*Task description*. Copy all of the material below exactly.

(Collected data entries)
▽
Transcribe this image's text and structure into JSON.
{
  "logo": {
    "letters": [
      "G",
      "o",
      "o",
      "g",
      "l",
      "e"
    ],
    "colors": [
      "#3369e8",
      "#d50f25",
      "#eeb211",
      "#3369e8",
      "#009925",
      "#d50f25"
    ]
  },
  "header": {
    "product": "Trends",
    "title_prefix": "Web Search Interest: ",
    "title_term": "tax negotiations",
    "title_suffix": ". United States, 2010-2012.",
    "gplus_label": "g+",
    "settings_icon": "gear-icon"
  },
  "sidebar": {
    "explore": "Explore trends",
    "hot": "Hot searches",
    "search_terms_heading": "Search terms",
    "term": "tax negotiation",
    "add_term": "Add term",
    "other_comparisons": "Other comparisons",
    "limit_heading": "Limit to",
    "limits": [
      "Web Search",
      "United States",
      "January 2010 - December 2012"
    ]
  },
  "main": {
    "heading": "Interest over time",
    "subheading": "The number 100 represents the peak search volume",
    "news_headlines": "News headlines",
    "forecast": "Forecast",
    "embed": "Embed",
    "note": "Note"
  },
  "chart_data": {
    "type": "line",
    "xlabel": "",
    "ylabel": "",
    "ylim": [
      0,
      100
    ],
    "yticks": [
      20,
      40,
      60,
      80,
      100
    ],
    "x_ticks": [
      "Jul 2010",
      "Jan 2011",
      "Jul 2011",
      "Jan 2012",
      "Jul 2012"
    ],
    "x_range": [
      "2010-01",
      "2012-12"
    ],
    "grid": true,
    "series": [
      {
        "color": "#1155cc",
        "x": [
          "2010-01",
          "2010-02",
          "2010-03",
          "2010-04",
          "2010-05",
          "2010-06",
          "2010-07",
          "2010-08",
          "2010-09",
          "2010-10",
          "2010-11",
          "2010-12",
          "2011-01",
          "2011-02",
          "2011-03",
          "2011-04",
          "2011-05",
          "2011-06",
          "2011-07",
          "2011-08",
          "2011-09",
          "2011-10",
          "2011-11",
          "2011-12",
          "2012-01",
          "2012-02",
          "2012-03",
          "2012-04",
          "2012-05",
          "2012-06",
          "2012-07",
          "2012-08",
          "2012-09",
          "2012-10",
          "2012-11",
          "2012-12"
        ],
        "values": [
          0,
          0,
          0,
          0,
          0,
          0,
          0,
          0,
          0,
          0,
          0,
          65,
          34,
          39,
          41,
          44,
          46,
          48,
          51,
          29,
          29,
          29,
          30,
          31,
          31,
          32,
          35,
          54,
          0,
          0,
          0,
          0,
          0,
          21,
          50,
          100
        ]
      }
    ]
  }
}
△
*Solution to the exercise*.
Transcribe this image's text and structure into JSON.
{
  "logo": {
    "letters": [
      "G",
      "o",
      "o",
      "g",
      "l",
      "e"
    ],
    "colors": [
      "#3369e8",
      "#d50f25",
      "#eeb211",
      "#3369e8",
      "#009925",
      "#d50f25"
    ]
  },
  "header": {
    "product": "Trends",
    "title_prefix": "Web Search Interest: ",
    "title_term": "tax negotiations",
    "title_suffix": ". United States, 2010-2012.",
    "gplus_label": "g+",
    "settings_icon": "gear-icon"
  },
  "sidebar": {
    "explore": "Explore trends",
    "hot": "Hot searches",
    "search_terms_heading": "Search terms",
    "term": "tax negotiation",
    "add_term": "Add term",
    "other_comparisons": "Other comparisons",
    "limit_heading": "Limit to",
    "limits": [
      "Web Search",
      "United States",
      "January 2010 - December 2012"
    ]
  },
  "main": {
    "heading": "Interest over time",
    "subheading": "The number 100 represents the peak search volume",
    "news_headlines": "News headlines",
    "forecast": "Forecast",
    "embed": "Embed",
    "note": "Note"
  },
  "chart_data": {
    "type": "line",
    "xlabel": "",
    "ylabel": "",
    "ylim": [
      0,
      100
    ],
    "yticks": [
      20,
      40,
      60,
      80,
      100
    ],
    "x_ticks": [
      "Jul 2010",
      "Jan 2011",
      "Jul 2011",
      "Jan 2012",
      "Jul 2012"
    ],
    "x_range": [
      "2010-01",
      "2012-12"
    ],
    "grid": true,
    "series": [
      {
        "color": "#1155cc",
        "x": [
          "2010-01",
          "2010-02",
          "2010-03",
          "2010-04",
          "2010-05",
          "2010-06",
          "2010-07",
          "2010-08",
          "2010-09",
          "2010-10",
          "2010-11",
          "2010-12",
          "2011-01",
          "2011-02",
          "2011-03",
          "2011-04",
          "2011-05",
          "2011-06",
          "2011-07",
          "2011-08",
          "2011-09",
          "2011-10",
          "2011-11",
          "2011-12",
          "2012-01",
          "2012-02",
          "2012-03",
          "2012-04",
          "2012-05",
          "2012-06",
          "2012-07",
          "2012-08",
          "2012-09",
          "2012-10",
          "2012-11",
          "2012-12"
        ],
        "values": [
          0,
          0,
          0,
          0,
          0,
          0,
          0,
          0,
          0,
          0,
          0,
          65,
          34,
          39,
          41,
          44,
          46,
          48,
          51,
          29,
          29,
          29,
          30,
          31,
          31,
          32,
          35,
          54,
          0,
          0,
          0,
          0,
          0,
          21,
          50,
          100
        ]
      }
    ]
  }
}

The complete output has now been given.